#### Given task:
Copy, from the entries below, each line in which the string "xlabel" appears.

#### Supplied records:
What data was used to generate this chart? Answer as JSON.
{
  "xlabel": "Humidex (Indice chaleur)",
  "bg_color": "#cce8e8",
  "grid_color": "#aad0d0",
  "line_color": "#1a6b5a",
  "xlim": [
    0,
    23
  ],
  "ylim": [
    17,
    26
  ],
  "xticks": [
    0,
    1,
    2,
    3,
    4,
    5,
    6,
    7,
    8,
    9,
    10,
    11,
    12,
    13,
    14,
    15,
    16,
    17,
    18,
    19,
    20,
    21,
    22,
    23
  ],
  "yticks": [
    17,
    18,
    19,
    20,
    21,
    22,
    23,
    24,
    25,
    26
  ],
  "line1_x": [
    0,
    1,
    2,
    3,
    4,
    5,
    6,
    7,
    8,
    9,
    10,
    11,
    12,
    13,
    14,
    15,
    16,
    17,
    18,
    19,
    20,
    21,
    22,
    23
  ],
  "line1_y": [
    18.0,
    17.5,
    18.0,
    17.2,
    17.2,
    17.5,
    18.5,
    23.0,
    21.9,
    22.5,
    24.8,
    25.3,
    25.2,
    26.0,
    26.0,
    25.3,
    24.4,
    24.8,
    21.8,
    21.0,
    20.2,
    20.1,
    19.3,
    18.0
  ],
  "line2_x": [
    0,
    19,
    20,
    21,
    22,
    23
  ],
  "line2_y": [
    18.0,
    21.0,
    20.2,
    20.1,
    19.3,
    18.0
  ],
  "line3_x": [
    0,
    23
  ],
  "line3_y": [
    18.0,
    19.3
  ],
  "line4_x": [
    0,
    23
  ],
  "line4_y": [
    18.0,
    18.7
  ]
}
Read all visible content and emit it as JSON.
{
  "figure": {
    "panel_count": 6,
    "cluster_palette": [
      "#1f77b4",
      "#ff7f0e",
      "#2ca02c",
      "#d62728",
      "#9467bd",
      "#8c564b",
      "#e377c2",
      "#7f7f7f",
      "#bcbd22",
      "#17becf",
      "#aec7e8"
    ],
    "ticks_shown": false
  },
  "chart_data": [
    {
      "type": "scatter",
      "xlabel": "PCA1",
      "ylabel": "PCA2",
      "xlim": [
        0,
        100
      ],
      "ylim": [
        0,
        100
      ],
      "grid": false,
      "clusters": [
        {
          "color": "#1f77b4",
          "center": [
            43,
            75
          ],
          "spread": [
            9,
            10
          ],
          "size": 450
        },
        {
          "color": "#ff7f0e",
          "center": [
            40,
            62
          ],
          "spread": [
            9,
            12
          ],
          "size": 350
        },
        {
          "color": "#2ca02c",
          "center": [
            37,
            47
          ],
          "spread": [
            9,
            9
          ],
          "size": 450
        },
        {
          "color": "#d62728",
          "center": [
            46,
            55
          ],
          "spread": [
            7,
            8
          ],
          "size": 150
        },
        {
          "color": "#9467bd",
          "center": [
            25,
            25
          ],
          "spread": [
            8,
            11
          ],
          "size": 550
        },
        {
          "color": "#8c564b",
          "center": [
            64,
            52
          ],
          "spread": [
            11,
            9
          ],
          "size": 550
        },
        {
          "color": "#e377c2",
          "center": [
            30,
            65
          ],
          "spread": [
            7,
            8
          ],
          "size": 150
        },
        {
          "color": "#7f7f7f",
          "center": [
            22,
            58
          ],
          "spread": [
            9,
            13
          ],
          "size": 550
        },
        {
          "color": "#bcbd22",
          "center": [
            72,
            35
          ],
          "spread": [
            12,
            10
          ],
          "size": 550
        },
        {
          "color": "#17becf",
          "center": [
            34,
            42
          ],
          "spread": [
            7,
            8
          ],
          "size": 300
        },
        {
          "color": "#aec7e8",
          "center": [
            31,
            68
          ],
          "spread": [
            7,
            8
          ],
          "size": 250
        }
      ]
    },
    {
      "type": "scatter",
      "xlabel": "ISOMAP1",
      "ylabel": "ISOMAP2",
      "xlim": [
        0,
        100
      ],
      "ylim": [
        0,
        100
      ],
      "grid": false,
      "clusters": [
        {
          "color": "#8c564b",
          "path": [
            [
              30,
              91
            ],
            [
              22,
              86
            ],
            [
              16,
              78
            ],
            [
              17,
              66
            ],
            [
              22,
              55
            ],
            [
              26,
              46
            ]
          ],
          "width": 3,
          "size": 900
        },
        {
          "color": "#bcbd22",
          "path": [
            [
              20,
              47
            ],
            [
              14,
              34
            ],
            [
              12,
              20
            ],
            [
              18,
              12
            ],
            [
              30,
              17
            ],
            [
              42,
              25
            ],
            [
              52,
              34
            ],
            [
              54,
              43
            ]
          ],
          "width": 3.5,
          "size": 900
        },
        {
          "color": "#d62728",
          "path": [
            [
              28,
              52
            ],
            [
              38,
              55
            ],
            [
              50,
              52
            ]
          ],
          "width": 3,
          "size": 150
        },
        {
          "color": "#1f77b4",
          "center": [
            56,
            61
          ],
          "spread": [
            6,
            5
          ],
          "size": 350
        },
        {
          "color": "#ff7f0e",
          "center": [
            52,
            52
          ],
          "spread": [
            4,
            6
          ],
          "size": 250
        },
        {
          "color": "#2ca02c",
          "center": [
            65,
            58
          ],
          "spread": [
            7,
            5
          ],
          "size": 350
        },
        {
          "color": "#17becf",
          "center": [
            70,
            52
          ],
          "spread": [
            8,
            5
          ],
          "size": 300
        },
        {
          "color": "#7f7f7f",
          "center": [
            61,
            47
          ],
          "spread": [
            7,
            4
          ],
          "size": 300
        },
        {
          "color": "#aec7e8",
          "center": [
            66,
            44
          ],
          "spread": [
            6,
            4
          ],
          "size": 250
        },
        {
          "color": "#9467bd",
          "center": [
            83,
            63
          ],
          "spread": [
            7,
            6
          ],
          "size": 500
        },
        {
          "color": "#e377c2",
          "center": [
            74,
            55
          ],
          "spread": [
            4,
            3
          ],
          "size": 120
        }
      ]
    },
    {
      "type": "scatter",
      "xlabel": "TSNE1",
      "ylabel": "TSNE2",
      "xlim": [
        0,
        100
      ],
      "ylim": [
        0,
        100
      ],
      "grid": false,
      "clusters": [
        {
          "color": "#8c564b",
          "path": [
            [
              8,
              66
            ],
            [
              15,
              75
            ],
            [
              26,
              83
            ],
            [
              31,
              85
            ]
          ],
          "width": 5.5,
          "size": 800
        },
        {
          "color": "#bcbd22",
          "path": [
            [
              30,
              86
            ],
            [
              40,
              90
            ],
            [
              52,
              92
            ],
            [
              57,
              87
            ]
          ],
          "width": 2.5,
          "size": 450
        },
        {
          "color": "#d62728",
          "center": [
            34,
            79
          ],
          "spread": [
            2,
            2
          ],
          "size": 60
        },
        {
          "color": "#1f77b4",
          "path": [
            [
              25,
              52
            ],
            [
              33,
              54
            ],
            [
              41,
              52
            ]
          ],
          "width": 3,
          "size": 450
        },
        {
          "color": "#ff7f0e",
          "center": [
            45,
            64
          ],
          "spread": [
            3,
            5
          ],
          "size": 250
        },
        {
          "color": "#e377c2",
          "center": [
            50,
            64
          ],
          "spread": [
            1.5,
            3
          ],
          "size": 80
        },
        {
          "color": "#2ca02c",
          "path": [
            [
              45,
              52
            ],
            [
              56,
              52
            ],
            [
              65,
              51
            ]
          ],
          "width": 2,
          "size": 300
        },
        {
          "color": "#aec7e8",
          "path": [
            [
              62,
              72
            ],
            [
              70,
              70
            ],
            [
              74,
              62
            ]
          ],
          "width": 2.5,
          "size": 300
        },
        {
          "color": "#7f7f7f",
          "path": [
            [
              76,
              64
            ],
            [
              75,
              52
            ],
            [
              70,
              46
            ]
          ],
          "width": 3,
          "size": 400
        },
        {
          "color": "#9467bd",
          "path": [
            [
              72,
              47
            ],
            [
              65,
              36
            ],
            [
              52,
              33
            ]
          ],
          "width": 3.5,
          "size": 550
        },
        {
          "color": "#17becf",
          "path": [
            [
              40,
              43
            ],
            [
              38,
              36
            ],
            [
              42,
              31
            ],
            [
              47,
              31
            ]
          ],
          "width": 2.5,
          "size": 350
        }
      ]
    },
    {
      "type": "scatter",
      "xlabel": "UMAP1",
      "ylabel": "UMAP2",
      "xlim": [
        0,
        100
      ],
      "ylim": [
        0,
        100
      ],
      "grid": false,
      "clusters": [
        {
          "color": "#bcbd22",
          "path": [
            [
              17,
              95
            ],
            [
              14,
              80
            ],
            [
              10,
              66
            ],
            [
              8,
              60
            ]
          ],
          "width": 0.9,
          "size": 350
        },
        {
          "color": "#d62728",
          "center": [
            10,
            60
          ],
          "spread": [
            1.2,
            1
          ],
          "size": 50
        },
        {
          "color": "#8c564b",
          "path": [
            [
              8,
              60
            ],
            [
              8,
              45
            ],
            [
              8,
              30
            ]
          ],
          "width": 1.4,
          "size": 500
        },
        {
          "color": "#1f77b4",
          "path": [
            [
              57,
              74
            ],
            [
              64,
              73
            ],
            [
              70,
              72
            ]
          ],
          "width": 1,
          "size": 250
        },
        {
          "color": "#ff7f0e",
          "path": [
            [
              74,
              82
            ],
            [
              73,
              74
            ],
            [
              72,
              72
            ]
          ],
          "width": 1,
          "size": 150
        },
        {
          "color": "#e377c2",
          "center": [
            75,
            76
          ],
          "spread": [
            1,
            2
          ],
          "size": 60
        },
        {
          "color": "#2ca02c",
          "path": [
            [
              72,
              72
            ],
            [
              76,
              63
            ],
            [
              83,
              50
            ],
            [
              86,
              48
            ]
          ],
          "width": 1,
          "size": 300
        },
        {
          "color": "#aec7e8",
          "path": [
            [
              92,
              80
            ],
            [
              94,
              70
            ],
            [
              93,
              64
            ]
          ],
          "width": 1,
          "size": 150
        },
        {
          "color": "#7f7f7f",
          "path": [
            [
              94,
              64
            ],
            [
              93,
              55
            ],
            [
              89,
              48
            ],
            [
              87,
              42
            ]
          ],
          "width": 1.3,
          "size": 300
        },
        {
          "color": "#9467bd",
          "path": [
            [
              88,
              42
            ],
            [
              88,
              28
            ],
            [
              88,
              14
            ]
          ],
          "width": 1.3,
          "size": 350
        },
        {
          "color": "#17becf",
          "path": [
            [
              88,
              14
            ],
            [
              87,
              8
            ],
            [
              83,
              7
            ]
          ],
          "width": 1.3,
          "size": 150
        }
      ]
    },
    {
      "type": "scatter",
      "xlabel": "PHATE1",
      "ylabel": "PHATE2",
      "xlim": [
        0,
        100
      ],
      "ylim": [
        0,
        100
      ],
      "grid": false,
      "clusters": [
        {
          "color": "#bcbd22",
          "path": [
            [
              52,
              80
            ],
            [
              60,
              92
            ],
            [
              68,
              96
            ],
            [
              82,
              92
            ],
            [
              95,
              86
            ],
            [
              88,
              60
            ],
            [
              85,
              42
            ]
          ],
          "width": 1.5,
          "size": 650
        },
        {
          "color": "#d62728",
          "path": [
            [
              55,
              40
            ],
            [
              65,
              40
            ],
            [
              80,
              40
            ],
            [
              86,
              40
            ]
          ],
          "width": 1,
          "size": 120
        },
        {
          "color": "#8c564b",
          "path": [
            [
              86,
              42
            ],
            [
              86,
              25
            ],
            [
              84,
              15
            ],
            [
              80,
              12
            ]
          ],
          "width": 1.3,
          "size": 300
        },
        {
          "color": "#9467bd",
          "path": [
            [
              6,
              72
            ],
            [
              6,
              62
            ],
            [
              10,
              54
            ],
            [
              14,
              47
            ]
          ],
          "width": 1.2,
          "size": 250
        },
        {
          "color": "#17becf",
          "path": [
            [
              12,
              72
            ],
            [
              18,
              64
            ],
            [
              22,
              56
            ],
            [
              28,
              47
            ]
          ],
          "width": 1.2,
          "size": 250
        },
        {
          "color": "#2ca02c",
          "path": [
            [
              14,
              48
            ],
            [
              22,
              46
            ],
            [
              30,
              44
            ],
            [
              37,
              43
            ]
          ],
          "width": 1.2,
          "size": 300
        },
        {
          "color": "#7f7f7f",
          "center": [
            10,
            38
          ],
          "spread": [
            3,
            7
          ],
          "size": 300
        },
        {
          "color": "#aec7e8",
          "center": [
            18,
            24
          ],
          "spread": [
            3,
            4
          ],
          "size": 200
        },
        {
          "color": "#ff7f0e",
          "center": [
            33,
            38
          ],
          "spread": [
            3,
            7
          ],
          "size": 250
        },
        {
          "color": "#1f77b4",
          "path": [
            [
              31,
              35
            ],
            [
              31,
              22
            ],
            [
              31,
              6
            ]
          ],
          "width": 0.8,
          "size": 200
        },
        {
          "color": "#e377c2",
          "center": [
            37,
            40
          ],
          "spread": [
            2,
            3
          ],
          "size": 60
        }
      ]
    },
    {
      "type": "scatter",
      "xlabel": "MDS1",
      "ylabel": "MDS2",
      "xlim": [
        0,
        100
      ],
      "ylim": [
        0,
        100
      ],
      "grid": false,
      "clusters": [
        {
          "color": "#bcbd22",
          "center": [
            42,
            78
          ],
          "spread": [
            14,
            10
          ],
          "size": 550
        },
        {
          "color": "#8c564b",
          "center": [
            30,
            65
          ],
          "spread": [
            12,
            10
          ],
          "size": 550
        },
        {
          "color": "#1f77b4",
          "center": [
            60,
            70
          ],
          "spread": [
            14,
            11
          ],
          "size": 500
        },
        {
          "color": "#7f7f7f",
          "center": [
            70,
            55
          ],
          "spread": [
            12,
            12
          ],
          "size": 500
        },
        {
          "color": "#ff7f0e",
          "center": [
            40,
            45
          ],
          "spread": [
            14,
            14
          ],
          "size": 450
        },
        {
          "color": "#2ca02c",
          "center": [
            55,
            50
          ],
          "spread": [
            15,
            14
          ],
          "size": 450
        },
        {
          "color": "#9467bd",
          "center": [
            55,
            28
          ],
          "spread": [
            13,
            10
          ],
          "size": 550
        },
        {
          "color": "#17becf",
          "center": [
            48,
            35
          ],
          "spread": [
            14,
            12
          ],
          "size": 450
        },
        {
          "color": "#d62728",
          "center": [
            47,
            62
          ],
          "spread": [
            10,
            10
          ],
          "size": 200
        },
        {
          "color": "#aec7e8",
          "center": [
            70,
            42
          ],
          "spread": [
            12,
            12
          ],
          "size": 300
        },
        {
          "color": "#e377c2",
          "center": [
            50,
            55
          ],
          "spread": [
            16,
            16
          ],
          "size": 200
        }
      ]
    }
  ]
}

#### Expected answer:
  "xlabel": "Humidex (Indice chaleur)",
      "xlabel": "PCA1",
      "xlabel": "ISOMAP1",
      "xlabel": "TSNE1",
      "xlabel": "UMAP1",
      "xlabel": "PHATE1",
      "xlabel": "MDS1",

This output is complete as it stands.